------ DATA ENTRIES
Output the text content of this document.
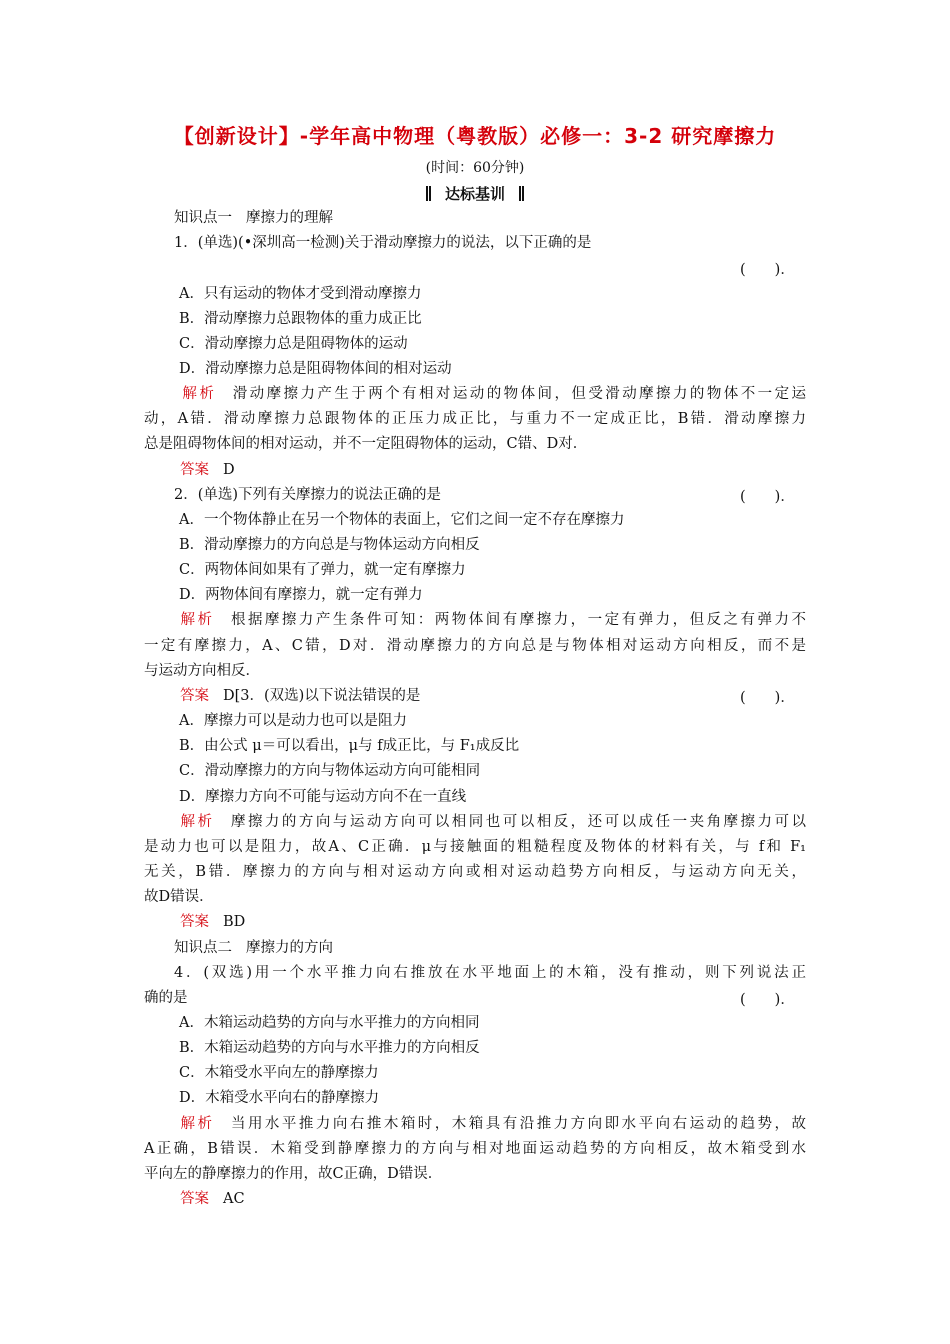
【创新设计】-学年高中物理（粤教版）必修一：3-2 研究摩擦力
(时间：60分钟)
达标基训
知识点一 摩擦力的理解
1．(单选)(•深圳高一检测)关于滑动摩擦力的说法，以下正确的是
(　　)．
A．只有运动的物体才受到滑动摩擦力
B．滑动摩擦力总跟物体的重力成正比
C．滑动摩擦力总是阻碍物体的运动
D．滑动摩擦力总是阻碍物体间的相对运动
解析 滑动摩擦力产生于两个有相对运动的物体间，但受滑动摩擦力的物体不一定运
动，A错．滑动摩擦力总跟物体的正压力成正比，与重力不一定成正比，B错．滑动摩擦力
总是阻碍物体间的相对运动，并不一定阻碍物体的运动，C错、D对．
答案 D
2．(单选)下列有关摩擦力的说法正确的是	(　　)．
A．一个物体静止在另一个物体的表面上，它们之间一定不存在摩擦力
B．滑动摩擦力的方向总是与物体运动方向相反
C．两物体间如果有了弹力，就一定有摩擦力
D．两物体间有摩擦力，就一定有弹力
解析 根据摩擦力产生条件可知：两物体间有摩擦力，一定有弹力，但反之有弹力不
一定有摩擦力，A、C错，D对．滑动摩擦力的方向总是与物体相对运动方向相反，而不是
与运动方向相反．
答案 D[3．(双选)以下说法错误的是	(　　)．
A．摩擦力可以是动力也可以是阻力
B．由公式 μ＝可以看出，μ与 f成正比，与 F₁成反比
C．滑动摩擦力的方向与物体运动方向可能相同
D．摩擦力方向不可能与运动方向不在一直线
解析 摩擦力的方向与运动方向可以相同也可以相反，还可以成任一夹角摩擦力可以
是动力也可以是阻力，故A、C正确．μ与接触面的粗糙程度及物体的材料有关，与 f和 F₁
无关，B错．摩擦力的方向与相对运动方向或相对运动趋势方向相反，与运动方向无关，
故D错误．
答案 BD
知识点二 摩擦力的方向
4．(双选)用一个水平推力向右推放在水平地面上的木箱，没有推动，则下列说法正
确的是	(　　)．
A．木箱运动趋势的方向与水平推力的方向相同
B．木箱运动趋势的方向与水平推力的方向相反
C．木箱受水平向左的静摩擦力
D．木箱受水平向右的静摩擦力
解析 当用水平推力向右推木箱时，木箱具有沿推力方向即水平向右运动的趋势，故
A正确，B错误．木箱受到静摩擦力的方向与相对地面运动趋势的方向相反，故木箱受到水
平向左的静摩擦力的作用，故C正确，D错误．
答案 AC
------------
▶ [EXERCISE]: Which lines hold the string "两物体间有摩擦力"? Copy all of them from the data above.

▶ [FINAL RESULT]:
D．两物体间有摩擦力，就一定有弹力
解析 根据摩擦力产生条件可知：两物体间有摩擦力，一定有弹力，但反之有弹力不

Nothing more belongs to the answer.